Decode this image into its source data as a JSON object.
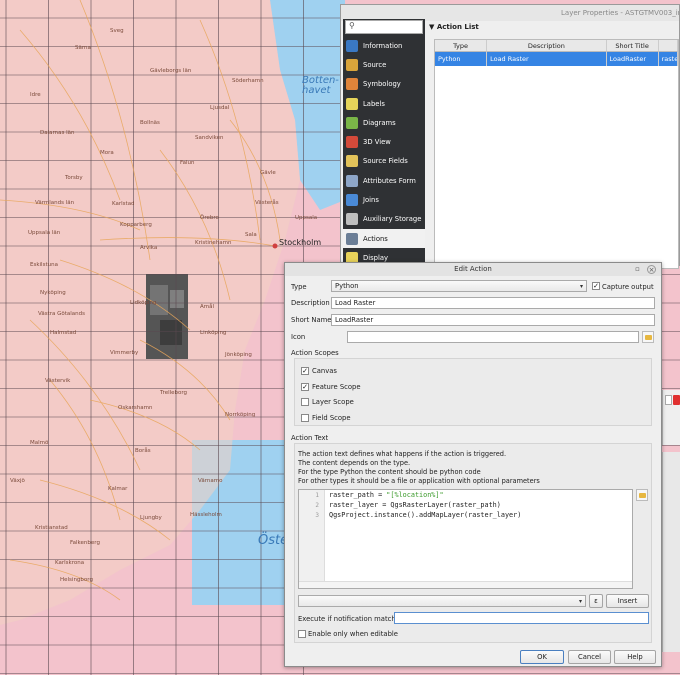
{
  "map": {
    "sea_labels": [
      "Botten-\nhavet",
      "Öste"
    ],
    "city_label": "Stockholm",
    "places": [
      "Sveg",
      "Särna",
      "Gävleborgs län",
      "Söderhamn",
      "Idre",
      "Dalarnas län",
      "Bollnäs",
      "Ljusdal",
      "Torsby",
      "Mora",
      "Falun",
      "Sandviken",
      "Gävle",
      "Värmlands län",
      "Karlstad",
      "Kopparberg",
      "Örebro",
      "Västerås",
      "Uppsala",
      "Uppsala län",
      "Arvika",
      "Kristinehamn",
      "Sala",
      "Eskilstuna",
      "Nyköping",
      "Amål",
      "Västra Götalands",
      "Linköping",
      "Jönköping",
      "Norrköping",
      "Västervik",
      "Oskarshamn",
      "Borås",
      "Värnamo",
      "Växjö",
      "Kalmar",
      "Falkenberg",
      "Ljungby",
      "Hässleholm",
      "Kristianstad",
      "Karlskrona",
      "Helsingborg",
      "Malmö",
      "Trelleborg",
      "Halmstad",
      "Vimmerby",
      "Lidköping",
      "Motala",
      "Skövde"
    ]
  },
  "layer_properties": {
    "title": "Layer Properties - ASTGTMV003_index",
    "search_placeholder": "",
    "sidebar": [
      {
        "label": "Information",
        "icon": "info-icon",
        "color": "#3a78c3"
      },
      {
        "label": "Source",
        "icon": "source-icon",
        "color": "#d9a43b"
      },
      {
        "label": "Symbology",
        "icon": "symbology-icon",
        "color": "#e0843a"
      },
      {
        "label": "Labels",
        "icon": "labels-icon",
        "color": "#e6d45a"
      },
      {
        "label": "Diagrams",
        "icon": "diagrams-icon",
        "color": "#7ab648"
      },
      {
        "label": "3D View",
        "icon": "cube-icon",
        "color": "#d44a3a"
      },
      {
        "label": "Source Fields",
        "icon": "fields-icon",
        "color": "#e3c35a"
      },
      {
        "label": "Attributes Form",
        "icon": "form-icon",
        "color": "#8ea6c8"
      },
      {
        "label": "Joins",
        "icon": "joins-icon",
        "color": "#4a8ad6"
      },
      {
        "label": "Auxiliary Storage",
        "icon": "storage-icon",
        "color": "#bfbfbf"
      },
      {
        "label": "Actions",
        "icon": "gear-icon",
        "color": "#6b7e96"
      },
      {
        "label": "Display",
        "icon": "display-icon",
        "color": "#e8d25a"
      }
    ],
    "active_item": "Actions",
    "action_list": {
      "header": "Action List",
      "columns": [
        "Type",
        "Description",
        "Short Title",
        ""
      ],
      "rows": [
        {
          "type": "Python",
          "description": "Load Raster",
          "short_title": "LoadRaster",
          "extra": "raste"
        }
      ]
    }
  },
  "edit_action": {
    "title": "Edit Action",
    "type_label": "Type",
    "type_value": "Python",
    "capture_output_label": "Capture output",
    "capture_output_checked": true,
    "description_label": "Description",
    "description_value": "Load Raster",
    "short_name_label": "Short Name",
    "short_name_value": "LoadRaster",
    "icon_label": "Icon",
    "icon_value": "",
    "scopes_label": "Action Scopes",
    "scopes": [
      {
        "label": "Canvas",
        "checked": true
      },
      {
        "label": "Feature Scope",
        "checked": true
      },
      {
        "label": "Layer Scope",
        "checked": false
      },
      {
        "label": "Field Scope",
        "checked": false
      }
    ],
    "action_text_label": "Action Text",
    "description_lines": [
      "The action text defines what happens if the action is triggered.",
      "The content depends on the type.",
      "For the type Python the content should be python code",
      "For other types it should be a file or application with optional parameters"
    ],
    "code": {
      "line_numbers": [
        "1",
        "2",
        "3"
      ],
      "line1_prefix": "raster_path = ",
      "line1_string": "\"[%location%]\"",
      "line2": "raster_layer = QgsRasterLayer(raster_path)",
      "line3": "QgsProject.instance().addMapLayer(raster_layer)"
    },
    "expression_value": "",
    "epsilon_label": "ε",
    "insert_label": "Insert",
    "notification_label": "Execute if notification matches",
    "notification_value": "",
    "editable_label": "Enable only when editable",
    "editable_checked": false,
    "ok_label": "OK",
    "cancel_label": "Cancel",
    "help_label": "Help"
  }
}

■ **THE TASK**
All lines above with "content" in them should be returned.

■ **COMPLETE ANSWER**
      "The content depends on the type.",
      "For the type Python the content should be python code",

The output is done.